-- Task list --
1. In the passage about Ann Mincieli, what did Alicia Keys say actually produced the tone that John Mayer took for a guitar?
2. Write a continuation of the passage about Ann Mincieli, picking up after its final sentence.

··· Passage provided ···

After rising through the vibrant New York studio scene of the ’90s, Ann Mincieli developed a 25‑year partnership with the biggest R&B star of the 21st Century, and now has her own state‑of‑the‑art Manhattan studio.
“She’s the female version of Prince!” says Ann Mincieli of Alicia Keys. “If you listen to the production on her records, it’s cross‑genre. You might hear a distorted Wurli. You might hear a distorted Moog, and John Mayer comes up to her and goes, ‘Hey, how did you make that guitar tone? It sounds just like Prince on “Purple Rain”!’ and she goes: ‘It’s not a guitar. It’s my Moog going through a distortion pedal and an amp.’
“I realised that the type of engineer I wanted to be, where we’re painting a sonic picture on each record, was the type of producer Alicia was. So that’s why we started to work together, and grow together. I wanted to be constantly evolving, getting into the depths of engineering.”
No Formula
Keys and Mincieli have been growing together across more than two decades and an incredible amount of recorded music — far more than has ever seen the light of day, in fact. “We start with a blank piece of paper for each album, and for some albums we do 240 songs, 90 songs. Each album is a journey, and sometimes it evolves so that by the end it’s completely different than what her vision was, but that’s the beauty of her.
“You sell millions and millions of records and you’re the biggest‑selling R&B act of the millennium, but also you want to continue to grow musically. I feel like years ago, artists did that more, like your David Bowies and your Led Zeppelins. Now it’s just like this formula where you’re told: this won’t work on streaming, you got to do a radio edit, you can’t have a guitar solo any more, it won’t get played on radio. It takes away from what we really subconsciously love about music, which is musicians getting in a room and just playing and making magic.
“We had a good guitar player in recently and he’s like, ‘But I played the first hook. Can’t you just copy and paste it to the other hooks?’ and she’s like, ‘No, we want you to play it down, that way we get the human element and feel of how you play. It is not the same each time.’ Your eight‑bar loop might be an eight‑bar loop, but it drifts within the eight bars. Every bar might be a little bit of a different tempo and that’s fine. That’s how she works.

··· Collected data ···

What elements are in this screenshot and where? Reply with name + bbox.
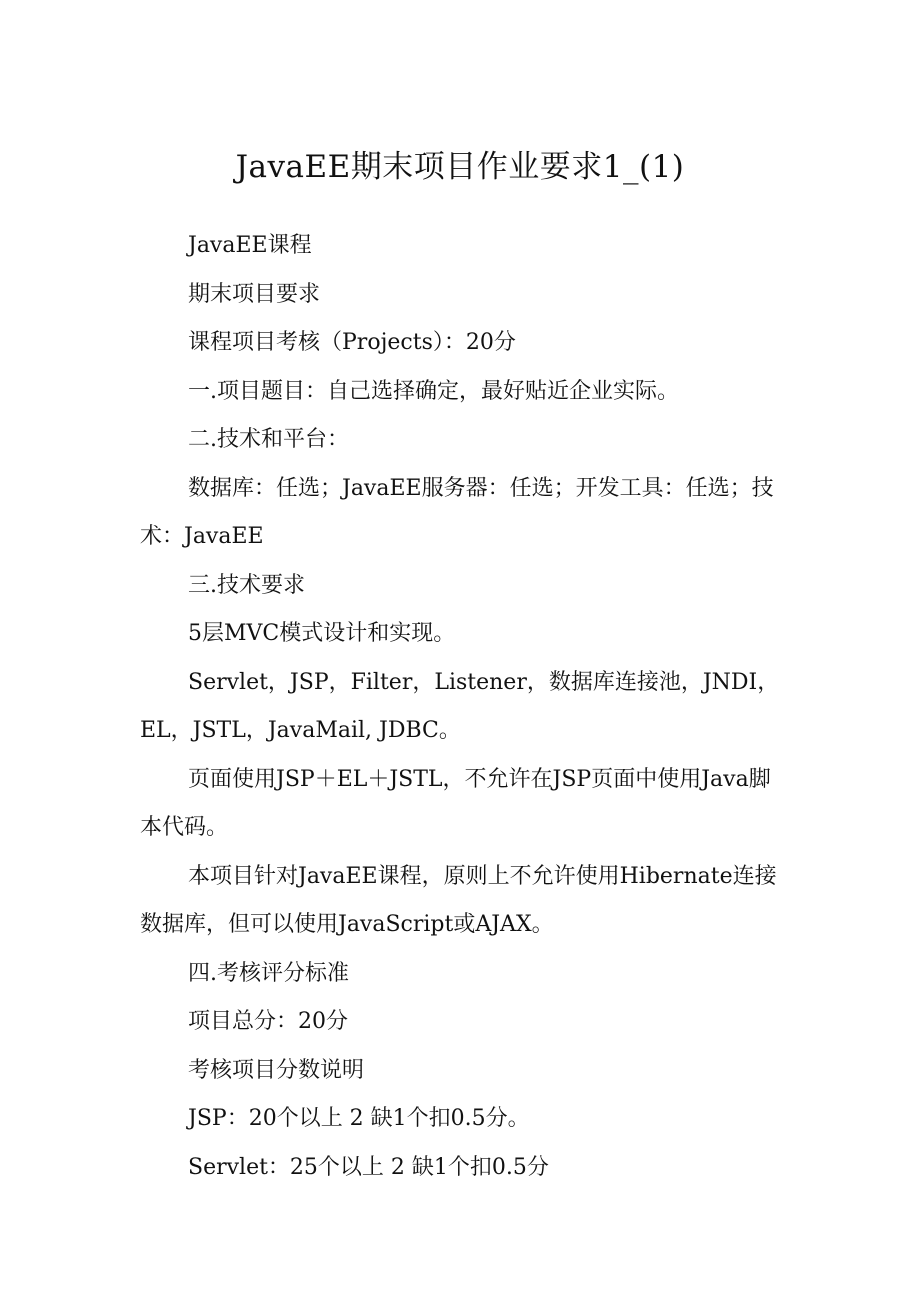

···

-- Set of answers --
1. Her Moog going through a distortion pedal and an amp.

2.
“She has no rules, which is the beauty of it. Ninety‑nine percent of the time, she’ll never take a track that’s pulled up on a hard drive that someone has brought in. it’s about making these songs from scratch and collaborating, and you got to be able to play with her and rock with her. So, a lot of times you do need musical chops. You can’t just be copying and pasting and fake your way through it because she loves to arrange, if you listen to her songs. On two songs we worked on with Emeli Sandé, called ‘Not Even The King’ and ‘101’, those are one take. What we captured — even the delay throws — is the take that’s going on the record. So I have to make sure I have these magnet mics by DPA in the piano and I can close the lid. And the bleed is controlled, I can have some control over my piano mics. My EQ on them is that the voice ain’t bleeding into them!”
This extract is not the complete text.